TASK GOAL => Pull each line containing "Trescyna" out of the data and copy it.

(Part of a data file)
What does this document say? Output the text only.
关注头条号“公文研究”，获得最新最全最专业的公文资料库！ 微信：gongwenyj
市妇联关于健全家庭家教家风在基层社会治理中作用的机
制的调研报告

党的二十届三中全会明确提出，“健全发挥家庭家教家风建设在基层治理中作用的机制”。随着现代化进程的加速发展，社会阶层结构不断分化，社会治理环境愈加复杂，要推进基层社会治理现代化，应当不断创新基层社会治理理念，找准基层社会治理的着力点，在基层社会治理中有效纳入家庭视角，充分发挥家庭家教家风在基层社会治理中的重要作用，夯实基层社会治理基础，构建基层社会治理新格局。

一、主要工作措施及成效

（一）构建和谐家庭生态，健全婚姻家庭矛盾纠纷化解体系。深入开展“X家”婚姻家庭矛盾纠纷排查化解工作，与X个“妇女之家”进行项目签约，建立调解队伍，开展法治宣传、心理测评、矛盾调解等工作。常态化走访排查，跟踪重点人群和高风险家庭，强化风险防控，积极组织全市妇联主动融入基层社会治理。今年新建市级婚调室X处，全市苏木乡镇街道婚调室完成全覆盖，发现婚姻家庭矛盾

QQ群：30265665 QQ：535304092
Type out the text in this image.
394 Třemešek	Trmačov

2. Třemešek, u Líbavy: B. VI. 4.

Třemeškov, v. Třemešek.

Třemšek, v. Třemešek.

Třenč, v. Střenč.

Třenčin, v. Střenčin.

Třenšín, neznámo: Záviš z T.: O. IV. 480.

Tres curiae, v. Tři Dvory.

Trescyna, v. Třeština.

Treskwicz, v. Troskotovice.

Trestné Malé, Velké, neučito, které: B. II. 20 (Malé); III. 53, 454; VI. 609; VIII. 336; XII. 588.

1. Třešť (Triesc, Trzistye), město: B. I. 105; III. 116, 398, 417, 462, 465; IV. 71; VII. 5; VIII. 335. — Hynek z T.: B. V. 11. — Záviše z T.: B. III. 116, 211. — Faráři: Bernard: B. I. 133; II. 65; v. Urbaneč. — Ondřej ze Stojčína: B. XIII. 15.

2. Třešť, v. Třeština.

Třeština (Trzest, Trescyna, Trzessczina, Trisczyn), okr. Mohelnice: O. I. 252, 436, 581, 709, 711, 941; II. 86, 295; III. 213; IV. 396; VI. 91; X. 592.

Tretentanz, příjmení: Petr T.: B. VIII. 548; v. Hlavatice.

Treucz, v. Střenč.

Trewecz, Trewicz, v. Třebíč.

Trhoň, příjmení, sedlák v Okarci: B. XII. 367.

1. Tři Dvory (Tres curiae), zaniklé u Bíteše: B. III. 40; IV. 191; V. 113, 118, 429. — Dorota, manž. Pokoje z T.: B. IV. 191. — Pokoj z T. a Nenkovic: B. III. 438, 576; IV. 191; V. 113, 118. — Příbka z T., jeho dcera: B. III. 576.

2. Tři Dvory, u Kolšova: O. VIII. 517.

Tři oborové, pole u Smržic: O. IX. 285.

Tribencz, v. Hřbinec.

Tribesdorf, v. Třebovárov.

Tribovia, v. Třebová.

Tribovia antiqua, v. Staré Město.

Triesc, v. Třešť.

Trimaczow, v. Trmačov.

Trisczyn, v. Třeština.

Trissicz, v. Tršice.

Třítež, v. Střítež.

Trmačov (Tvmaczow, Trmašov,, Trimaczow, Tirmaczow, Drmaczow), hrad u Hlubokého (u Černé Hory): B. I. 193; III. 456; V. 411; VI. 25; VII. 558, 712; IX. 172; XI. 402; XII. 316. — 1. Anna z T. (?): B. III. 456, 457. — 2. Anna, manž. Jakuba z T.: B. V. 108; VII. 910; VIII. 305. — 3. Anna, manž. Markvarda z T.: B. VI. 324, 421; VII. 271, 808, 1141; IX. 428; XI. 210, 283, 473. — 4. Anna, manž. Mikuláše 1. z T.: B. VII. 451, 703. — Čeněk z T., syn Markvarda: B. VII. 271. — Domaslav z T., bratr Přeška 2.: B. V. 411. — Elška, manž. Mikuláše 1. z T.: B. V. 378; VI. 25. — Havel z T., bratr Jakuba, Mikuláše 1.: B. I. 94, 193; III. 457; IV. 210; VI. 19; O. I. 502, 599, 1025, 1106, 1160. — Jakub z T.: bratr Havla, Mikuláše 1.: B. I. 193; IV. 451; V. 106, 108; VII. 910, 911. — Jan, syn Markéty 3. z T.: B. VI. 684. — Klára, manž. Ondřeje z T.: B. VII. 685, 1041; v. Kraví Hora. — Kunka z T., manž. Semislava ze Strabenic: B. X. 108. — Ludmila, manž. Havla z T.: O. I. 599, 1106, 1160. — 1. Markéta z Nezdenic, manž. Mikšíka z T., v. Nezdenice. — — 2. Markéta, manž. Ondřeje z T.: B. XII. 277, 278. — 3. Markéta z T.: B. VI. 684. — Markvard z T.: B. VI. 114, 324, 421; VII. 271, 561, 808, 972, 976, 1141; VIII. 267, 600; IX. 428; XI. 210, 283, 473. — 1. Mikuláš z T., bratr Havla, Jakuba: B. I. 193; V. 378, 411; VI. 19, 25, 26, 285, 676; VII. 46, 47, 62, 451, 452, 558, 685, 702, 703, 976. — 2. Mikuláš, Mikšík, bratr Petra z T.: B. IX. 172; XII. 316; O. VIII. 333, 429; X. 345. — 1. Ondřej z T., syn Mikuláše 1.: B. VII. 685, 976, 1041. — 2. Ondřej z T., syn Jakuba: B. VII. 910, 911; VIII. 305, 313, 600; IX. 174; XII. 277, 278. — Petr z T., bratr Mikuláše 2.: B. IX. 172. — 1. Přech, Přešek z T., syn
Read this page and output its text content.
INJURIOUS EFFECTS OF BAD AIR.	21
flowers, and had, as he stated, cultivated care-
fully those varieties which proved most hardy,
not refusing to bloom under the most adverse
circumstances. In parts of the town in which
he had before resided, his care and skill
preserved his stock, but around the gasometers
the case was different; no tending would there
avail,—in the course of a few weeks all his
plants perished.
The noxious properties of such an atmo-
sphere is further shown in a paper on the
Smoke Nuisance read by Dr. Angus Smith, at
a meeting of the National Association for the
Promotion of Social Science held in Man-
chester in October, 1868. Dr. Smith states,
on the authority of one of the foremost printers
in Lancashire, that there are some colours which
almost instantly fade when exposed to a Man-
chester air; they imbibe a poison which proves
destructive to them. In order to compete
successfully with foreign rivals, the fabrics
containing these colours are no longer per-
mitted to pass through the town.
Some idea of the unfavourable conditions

TASK ANSWER =>
Trescyna, v. Třeština.
Třeština (Trzest, Trescyna, Trzessczina, Trisczyn), okr. Mohelnice: O. I. 252, 436, 581, 709, 711, 941; II. 86, 295; III. 213; IV. 396; VI. 91; X. 592.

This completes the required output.